Start Records for this exercise

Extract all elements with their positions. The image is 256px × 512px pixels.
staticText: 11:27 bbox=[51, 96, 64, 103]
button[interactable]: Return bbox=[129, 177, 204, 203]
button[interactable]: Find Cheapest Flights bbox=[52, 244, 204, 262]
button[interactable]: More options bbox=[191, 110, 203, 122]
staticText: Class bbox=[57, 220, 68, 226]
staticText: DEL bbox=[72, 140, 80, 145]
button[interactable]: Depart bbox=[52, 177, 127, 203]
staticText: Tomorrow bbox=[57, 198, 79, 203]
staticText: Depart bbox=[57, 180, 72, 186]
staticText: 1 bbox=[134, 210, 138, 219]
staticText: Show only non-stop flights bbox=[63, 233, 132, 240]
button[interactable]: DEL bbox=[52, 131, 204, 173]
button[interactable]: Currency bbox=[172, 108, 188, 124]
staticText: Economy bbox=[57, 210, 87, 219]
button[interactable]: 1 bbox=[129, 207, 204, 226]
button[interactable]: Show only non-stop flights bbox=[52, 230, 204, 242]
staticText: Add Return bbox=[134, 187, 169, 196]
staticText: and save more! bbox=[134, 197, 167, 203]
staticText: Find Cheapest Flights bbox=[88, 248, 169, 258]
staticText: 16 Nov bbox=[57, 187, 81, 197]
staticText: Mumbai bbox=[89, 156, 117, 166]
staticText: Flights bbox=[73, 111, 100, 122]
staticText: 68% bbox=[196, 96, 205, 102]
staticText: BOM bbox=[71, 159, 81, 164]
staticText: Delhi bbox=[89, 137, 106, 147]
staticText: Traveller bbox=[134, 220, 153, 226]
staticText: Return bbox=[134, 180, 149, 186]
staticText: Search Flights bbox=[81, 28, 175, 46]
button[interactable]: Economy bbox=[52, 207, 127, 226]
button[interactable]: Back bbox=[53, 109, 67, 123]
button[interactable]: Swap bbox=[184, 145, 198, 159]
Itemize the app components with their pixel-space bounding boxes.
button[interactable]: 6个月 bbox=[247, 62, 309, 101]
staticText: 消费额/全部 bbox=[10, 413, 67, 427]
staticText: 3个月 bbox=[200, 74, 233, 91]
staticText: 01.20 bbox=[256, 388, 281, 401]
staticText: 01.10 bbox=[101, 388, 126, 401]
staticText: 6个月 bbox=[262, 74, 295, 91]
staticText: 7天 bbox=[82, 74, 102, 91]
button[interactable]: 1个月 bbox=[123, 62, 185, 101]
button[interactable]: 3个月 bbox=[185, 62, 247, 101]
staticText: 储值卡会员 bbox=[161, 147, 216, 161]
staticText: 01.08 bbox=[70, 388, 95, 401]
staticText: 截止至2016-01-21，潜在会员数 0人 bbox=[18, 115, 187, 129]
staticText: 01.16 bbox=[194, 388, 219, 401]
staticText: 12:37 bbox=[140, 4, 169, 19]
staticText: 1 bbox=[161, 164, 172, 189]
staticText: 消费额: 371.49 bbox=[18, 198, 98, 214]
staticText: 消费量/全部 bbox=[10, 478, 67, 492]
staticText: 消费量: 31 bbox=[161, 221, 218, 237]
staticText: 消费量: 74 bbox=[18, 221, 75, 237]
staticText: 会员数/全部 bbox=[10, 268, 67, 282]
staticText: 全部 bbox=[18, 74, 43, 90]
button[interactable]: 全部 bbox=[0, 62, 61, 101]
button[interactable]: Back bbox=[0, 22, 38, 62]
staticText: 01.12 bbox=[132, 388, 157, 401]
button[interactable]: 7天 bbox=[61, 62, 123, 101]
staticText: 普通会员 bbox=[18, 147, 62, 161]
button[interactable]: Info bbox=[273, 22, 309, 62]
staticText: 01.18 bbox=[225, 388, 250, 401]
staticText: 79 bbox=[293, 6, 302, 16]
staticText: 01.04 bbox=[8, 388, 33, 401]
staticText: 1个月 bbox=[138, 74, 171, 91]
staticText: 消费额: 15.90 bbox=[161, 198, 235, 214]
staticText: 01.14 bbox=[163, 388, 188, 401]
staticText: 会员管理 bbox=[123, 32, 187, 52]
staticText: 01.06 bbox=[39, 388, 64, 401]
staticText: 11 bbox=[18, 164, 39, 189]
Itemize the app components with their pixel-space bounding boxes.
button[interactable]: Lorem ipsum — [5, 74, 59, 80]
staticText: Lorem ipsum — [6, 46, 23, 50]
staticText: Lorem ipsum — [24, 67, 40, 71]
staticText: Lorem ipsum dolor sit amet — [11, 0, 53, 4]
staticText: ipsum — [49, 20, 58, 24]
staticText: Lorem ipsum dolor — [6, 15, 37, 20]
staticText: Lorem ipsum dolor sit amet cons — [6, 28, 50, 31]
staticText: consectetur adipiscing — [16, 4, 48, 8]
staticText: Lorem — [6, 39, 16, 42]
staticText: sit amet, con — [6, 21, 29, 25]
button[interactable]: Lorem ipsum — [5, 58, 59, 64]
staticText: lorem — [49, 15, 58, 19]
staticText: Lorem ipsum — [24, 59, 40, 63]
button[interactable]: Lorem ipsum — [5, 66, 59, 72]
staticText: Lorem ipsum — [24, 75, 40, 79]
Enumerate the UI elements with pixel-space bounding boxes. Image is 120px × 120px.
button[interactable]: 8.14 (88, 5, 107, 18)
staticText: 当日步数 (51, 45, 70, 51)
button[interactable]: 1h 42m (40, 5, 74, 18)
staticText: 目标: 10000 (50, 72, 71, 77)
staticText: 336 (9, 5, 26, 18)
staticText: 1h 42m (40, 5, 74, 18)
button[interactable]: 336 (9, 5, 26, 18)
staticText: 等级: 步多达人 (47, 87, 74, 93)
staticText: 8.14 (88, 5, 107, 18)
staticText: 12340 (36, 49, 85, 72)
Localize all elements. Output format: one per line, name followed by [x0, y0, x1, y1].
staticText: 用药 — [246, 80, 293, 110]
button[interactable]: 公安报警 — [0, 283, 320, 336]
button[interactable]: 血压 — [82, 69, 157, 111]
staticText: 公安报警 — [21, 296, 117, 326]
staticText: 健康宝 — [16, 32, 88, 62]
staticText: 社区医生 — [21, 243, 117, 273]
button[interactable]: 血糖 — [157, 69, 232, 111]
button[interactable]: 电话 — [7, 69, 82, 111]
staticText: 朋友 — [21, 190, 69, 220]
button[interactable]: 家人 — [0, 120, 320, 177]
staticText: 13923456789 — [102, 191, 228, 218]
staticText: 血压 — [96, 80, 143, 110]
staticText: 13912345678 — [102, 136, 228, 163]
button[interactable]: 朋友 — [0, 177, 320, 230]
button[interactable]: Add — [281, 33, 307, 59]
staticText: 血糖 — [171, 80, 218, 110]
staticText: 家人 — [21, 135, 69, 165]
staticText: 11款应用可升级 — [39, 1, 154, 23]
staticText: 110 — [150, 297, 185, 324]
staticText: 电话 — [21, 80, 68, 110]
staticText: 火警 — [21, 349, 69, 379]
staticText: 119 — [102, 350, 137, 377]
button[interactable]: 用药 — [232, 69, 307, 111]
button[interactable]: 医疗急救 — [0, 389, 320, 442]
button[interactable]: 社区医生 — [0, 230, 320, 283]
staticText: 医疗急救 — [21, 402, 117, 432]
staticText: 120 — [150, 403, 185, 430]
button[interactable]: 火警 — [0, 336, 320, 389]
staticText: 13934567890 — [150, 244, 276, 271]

End Records for this exercise

■ What this task involves ■
Reproduce all of the rows above, swapping each occurrence of "Find Cheapest Flights" for "Compare Fares" and leaving everything else unchanged.

■ Exercise solution ■
Extract all elements with their positions. The image is 256px × 512px pixels.
staticText: 11:27 bbox=[51, 96, 64, 103]
button[interactable]: Return bbox=[129, 177, 204, 203]
button[interactable]: Compare Fares bbox=[52, 244, 204, 262]
button[interactable]: More options bbox=[191, 110, 203, 122]
staticText: Class bbox=[57, 220, 68, 226]
staticText: DEL bbox=[72, 140, 80, 145]
button[interactable]: Depart bbox=[52, 177, 127, 203]
staticText: Tomorrow bbox=[57, 198, 79, 203]
staticText: Depart bbox=[57, 180, 72, 186]
staticText: 1 bbox=[134, 210, 138, 219]
staticText: Show only non-stop flights bbox=[63, 233, 132, 240]
button[interactable]: DEL bbox=[52, 131, 204, 173]
button[interactable]: Currency bbox=[172, 108, 188, 124]
staticText: Economy bbox=[57, 210, 87, 219]
button[interactable]: 1 bbox=[129, 207, 204, 226]
button[interactable]: Show only non-stop flights bbox=[52, 230, 204, 242]
staticText: Add Return bbox=[134, 187, 169, 196]
staticText: and save more! bbox=[134, 197, 167, 203]
staticText: Compare Fares bbox=[88, 248, 169, 258]
staticText: 16 Nov bbox=[57, 187, 81, 197]
staticText: Mumbai bbox=[89, 156, 117, 166]
staticText: Flights bbox=[73, 111, 100, 122]
staticText: 68% bbox=[196, 96, 205, 102]
staticText: BOM bbox=[71, 159, 81, 164]
staticText: Delhi bbox=[89, 137, 106, 147]
staticText: Traveller bbox=[134, 220, 153, 226]
staticText: Return bbox=[134, 180, 149, 186]
staticText: Search Flights bbox=[81, 28, 175, 46]
button[interactable]: Economy bbox=[52, 207, 127, 226]
button[interactable]: Back bbox=[53, 109, 67, 123]
button[interactable]: Swap bbox=[184, 145, 198, 159]
Itemize the app components with their pixel-space bounding boxes.
button[interactable]: 6个月 bbox=[247, 62, 309, 101]
staticText: 消费额/全部 bbox=[10, 413, 67, 427]
staticText: 3个月 bbox=[200, 74, 233, 91]
staticText: 01.20 bbox=[256, 388, 281, 401]
staticText: 01.10 bbox=[101, 388, 126, 401]
staticText: 6个月 bbox=[262, 74, 295, 91]
staticText: 7天 bbox=[82, 74, 102, 91]
button[interactable]: 1个月 bbox=[123, 62, 185, 101]
button[interactable]: 3个月 bbox=[185, 62, 247, 101]
staticText: 储值卡会员 bbox=[161, 147, 216, 161]
staticText: 01.08 bbox=[70, 388, 95, 401]
staticText: 截止至2016-01-21，潜在会员数 0人 bbox=[18, 115, 187, 129]
staticText: 01.16 bbox=[194, 388, 219, 401]
staticText: 12:37 bbox=[140, 4, 169, 19]
staticText: 1 bbox=[161, 164, 172, 189]
staticText: 消费额: 371.49 bbox=[18, 198, 98, 214]
staticText: 消费量/全部 bbox=[10, 478, 67, 492]
staticText: 消费量: 31 bbox=[161, 221, 218, 237]
staticText: 消费量: 74 bbox=[18, 221, 75, 237]
staticText: 会员数/全部 bbox=[10, 268, 67, 282]
staticText: 全部 bbox=[18, 74, 43, 90]
button[interactable]: 全部 bbox=[0, 62, 61, 101]
button[interactable]: Back bbox=[0, 22, 38, 62]
staticText: 01.12 bbox=[132, 388, 157, 401]
button[interactable]: 7天 bbox=[61, 62, 123, 101]
staticText: 普通会员 bbox=[18, 147, 62, 161]
button[interactable]: Info bbox=[273, 22, 309, 62]
staticText: 01.18 bbox=[225, 388, 250, 401]
staticText: 79 bbox=[293, 6, 302, 16]
staticText: 01.04 bbox=[8, 388, 33, 401]
staticText: 1个月 bbox=[138, 74, 171, 91]
staticText: 消费额: 15.90 bbox=[161, 198, 235, 214]
staticText: 01.14 bbox=[163, 388, 188, 401]
staticText: 会员管理 bbox=[123, 32, 187, 52]
staticText: 01.06 bbox=[39, 388, 64, 401]
staticText: 11 bbox=[18, 164, 39, 189]
Itemize the app components with their pixel-space bounding boxes.
button[interactable]: Lorem ipsum — [5, 74, 59, 80]
staticText: Lorem ipsum — [6, 46, 23, 50]
staticText: Lorem ipsum — [24, 67, 40, 71]
staticText: Lorem ipsum dolor sit amet — [11, 0, 53, 4]
staticText: ipsum — [49, 20, 58, 24]
staticText: Lorem ipsum dolor — [6, 15, 37, 20]
staticText: Lorem ipsum dolor sit amet cons — [6, 28, 50, 31]
staticText: consectetur adipiscing — [16, 4, 48, 8]
staticText: Lorem — [6, 39, 16, 42]
staticText: sit amet, con — [6, 21, 29, 25]
button[interactable]: Lorem ipsum — [5, 58, 59, 64]
staticText: lorem — [49, 15, 58, 19]
staticText: Lorem ipsum — [24, 59, 40, 63]
button[interactable]: Lorem ipsum — [5, 66, 59, 72]
staticText: Lorem ipsum — [24, 75, 40, 79]
Enumerate the UI elements with pixel-space bounding boxes. Image is 120px × 120px.
button[interactable]: 8.14 (88, 5, 107, 18)
staticText: 当日步数 (51, 45, 70, 51)
button[interactable]: 1h 42m (40, 5, 74, 18)
staticText: 目标: 10000 (50, 72, 71, 77)
staticText: 336 (9, 5, 26, 18)
staticText: 1h 42m (40, 5, 74, 18)
button[interactable]: 336 (9, 5, 26, 18)
staticText: 等级: 步多达人 (47, 87, 74, 93)
staticText: 8.14 (88, 5, 107, 18)
staticText: 12340 (36, 49, 85, 72)
Localize all elements. Output format: one per line, name followed by [x0, y0, x1, y1].
staticText: 用药 — [246, 80, 293, 110]
button[interactable]: 公安报警 — [0, 283, 320, 336]
button[interactable]: 血压 — [82, 69, 157, 111]
staticText: 公安报警 — [21, 296, 117, 326]
staticText: 健康宝 — [16, 32, 88, 62]
staticText: 社区医生 — [21, 243, 117, 273]
button[interactable]: 血糖 — [157, 69, 232, 111]
button[interactable]: 电话 — [7, 69, 82, 111]
staticText: 朋友 — [21, 190, 69, 220]
button[interactable]: 家人 — [0, 120, 320, 177]
staticText: 13923456789 — [102, 191, 228, 218]
staticText: 血压 — [96, 80, 143, 110]
staticText: 13912345678 — [102, 136, 228, 163]
button[interactable]: 朋友 — [0, 177, 320, 230]
button[interactable]: Add — [281, 33, 307, 59]
staticText: 血糖 — [171, 80, 218, 110]
staticText: 家人 — [21, 135, 69, 165]
staticText: 11款应用可升级 — [39, 1, 154, 23]
staticText: 110 — [150, 297, 185, 324]
staticText: 电话 — [21, 80, 68, 110]
staticText: 火警 — [21, 349, 69, 379]
staticText: 119 — [102, 350, 137, 377]
button[interactable]: 用药 — [232, 69, 307, 111]
button[interactable]: 医疗急救 — [0, 389, 320, 442]
button[interactable]: 社区医生 — [0, 230, 320, 283]
staticText: 医疗急救 — [21, 402, 117, 432]
staticText: 120 — [150, 403, 185, 430]
button[interactable]: 火警 — [0, 336, 320, 389]
staticText: 13934567890 — [150, 244, 276, 271]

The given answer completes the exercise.